Start of PROVIDED INFORMATION

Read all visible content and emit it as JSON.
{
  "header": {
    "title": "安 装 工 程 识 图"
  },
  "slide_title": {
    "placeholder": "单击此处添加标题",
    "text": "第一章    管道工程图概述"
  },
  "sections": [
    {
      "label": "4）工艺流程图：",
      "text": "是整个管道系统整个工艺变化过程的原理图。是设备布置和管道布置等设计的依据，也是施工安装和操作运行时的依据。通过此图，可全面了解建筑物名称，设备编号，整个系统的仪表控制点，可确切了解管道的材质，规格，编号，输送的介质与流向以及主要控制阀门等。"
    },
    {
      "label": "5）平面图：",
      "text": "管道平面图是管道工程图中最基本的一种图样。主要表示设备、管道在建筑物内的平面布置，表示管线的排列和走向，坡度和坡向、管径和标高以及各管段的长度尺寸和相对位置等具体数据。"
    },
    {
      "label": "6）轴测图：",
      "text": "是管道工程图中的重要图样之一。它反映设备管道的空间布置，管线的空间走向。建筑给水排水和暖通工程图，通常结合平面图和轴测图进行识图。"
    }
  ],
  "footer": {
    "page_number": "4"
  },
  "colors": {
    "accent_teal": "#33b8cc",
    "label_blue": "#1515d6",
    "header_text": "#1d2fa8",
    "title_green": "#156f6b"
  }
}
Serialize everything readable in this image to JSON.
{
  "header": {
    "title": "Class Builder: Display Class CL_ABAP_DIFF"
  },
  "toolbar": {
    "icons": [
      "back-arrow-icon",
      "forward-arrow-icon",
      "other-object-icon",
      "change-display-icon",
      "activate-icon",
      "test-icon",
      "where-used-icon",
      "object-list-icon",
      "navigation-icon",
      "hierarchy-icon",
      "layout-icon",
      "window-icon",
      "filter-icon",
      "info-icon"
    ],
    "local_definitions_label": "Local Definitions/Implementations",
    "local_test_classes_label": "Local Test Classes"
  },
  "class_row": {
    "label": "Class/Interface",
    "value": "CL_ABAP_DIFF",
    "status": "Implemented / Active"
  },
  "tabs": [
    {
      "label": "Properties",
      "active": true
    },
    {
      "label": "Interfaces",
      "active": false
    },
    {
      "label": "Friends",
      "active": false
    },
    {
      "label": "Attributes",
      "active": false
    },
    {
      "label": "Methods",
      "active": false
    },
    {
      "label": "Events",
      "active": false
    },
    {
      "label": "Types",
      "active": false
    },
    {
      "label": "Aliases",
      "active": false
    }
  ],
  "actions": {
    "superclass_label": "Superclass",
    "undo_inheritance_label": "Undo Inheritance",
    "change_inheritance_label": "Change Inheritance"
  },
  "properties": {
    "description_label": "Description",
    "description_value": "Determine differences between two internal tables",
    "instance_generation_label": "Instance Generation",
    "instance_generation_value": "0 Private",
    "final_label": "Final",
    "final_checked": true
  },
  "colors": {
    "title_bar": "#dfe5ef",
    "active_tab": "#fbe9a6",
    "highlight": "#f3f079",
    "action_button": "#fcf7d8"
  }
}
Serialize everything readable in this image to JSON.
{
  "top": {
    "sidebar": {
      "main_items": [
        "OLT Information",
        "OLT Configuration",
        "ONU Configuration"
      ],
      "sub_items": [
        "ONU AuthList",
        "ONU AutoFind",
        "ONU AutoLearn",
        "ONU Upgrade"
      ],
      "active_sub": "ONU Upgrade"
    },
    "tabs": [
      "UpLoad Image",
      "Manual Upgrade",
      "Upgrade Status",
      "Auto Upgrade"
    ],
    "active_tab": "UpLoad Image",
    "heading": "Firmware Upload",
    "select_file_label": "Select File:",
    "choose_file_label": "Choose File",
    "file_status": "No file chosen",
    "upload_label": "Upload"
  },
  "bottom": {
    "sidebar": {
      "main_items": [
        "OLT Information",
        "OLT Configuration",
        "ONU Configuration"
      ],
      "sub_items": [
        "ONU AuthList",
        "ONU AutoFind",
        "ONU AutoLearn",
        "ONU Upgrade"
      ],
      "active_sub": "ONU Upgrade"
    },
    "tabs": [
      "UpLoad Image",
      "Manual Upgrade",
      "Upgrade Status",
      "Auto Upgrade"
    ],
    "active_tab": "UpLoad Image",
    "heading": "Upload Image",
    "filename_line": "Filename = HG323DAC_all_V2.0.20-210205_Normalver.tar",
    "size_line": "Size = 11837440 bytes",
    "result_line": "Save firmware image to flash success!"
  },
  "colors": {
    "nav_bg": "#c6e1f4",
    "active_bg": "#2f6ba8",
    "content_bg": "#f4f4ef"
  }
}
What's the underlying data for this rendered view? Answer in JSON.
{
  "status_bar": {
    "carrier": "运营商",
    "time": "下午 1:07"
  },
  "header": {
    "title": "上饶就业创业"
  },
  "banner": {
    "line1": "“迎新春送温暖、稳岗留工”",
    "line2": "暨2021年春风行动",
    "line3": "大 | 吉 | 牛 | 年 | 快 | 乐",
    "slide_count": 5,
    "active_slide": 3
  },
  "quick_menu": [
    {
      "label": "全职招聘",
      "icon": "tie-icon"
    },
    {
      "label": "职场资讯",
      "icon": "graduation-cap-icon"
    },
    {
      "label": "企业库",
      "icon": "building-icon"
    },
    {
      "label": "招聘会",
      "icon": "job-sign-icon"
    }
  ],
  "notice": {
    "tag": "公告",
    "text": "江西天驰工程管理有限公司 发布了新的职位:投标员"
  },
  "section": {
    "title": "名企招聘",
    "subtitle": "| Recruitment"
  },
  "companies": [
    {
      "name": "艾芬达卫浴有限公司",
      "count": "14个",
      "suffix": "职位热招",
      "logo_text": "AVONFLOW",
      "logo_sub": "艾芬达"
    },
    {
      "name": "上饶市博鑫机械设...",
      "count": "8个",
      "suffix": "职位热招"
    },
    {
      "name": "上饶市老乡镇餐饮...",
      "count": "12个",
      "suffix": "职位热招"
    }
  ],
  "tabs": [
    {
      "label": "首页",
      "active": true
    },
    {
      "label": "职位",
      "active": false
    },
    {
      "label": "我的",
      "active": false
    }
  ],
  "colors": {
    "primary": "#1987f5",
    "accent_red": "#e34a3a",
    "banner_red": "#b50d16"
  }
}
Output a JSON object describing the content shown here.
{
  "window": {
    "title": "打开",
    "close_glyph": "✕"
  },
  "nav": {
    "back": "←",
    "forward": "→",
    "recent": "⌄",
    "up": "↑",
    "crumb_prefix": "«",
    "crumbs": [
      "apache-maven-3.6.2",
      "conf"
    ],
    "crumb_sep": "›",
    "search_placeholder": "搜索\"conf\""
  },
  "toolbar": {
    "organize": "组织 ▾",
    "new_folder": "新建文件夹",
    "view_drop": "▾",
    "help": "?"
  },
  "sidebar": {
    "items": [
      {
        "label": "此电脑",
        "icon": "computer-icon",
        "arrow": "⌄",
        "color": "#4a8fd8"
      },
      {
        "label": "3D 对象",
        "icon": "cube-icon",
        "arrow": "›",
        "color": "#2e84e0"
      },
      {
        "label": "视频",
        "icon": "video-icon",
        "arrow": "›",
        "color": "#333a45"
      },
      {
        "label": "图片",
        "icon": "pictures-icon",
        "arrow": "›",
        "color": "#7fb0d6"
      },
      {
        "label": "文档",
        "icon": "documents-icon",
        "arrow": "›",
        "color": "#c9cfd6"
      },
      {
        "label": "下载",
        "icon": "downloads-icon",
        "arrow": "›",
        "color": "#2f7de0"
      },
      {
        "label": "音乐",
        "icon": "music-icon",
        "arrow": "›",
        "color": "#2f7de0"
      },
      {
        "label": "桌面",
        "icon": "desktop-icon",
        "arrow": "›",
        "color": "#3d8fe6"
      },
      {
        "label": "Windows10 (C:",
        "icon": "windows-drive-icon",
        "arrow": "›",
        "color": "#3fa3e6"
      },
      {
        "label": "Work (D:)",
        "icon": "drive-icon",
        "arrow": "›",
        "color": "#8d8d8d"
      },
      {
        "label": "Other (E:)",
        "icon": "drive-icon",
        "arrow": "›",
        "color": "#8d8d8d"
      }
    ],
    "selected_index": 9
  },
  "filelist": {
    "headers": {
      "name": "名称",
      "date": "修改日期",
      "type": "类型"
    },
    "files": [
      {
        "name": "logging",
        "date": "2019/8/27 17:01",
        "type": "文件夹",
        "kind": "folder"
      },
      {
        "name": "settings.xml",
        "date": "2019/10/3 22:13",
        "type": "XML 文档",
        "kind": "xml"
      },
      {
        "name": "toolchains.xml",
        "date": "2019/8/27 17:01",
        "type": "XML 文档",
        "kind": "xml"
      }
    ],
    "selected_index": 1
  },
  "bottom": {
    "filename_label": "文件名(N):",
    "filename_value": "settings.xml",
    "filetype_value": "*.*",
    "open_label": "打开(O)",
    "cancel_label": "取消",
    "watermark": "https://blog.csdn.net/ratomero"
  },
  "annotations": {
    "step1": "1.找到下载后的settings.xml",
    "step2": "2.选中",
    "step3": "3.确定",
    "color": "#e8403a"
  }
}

End of PROVIDED INFORMATION

WORK TO DO
From the data above, copy each line that has the string "Inheritance".

ANSWER FOR THE TASK
    "undo_inheritance_label": "Undo Inheritance",
    "change_inheritance_label": "Change Inheritance"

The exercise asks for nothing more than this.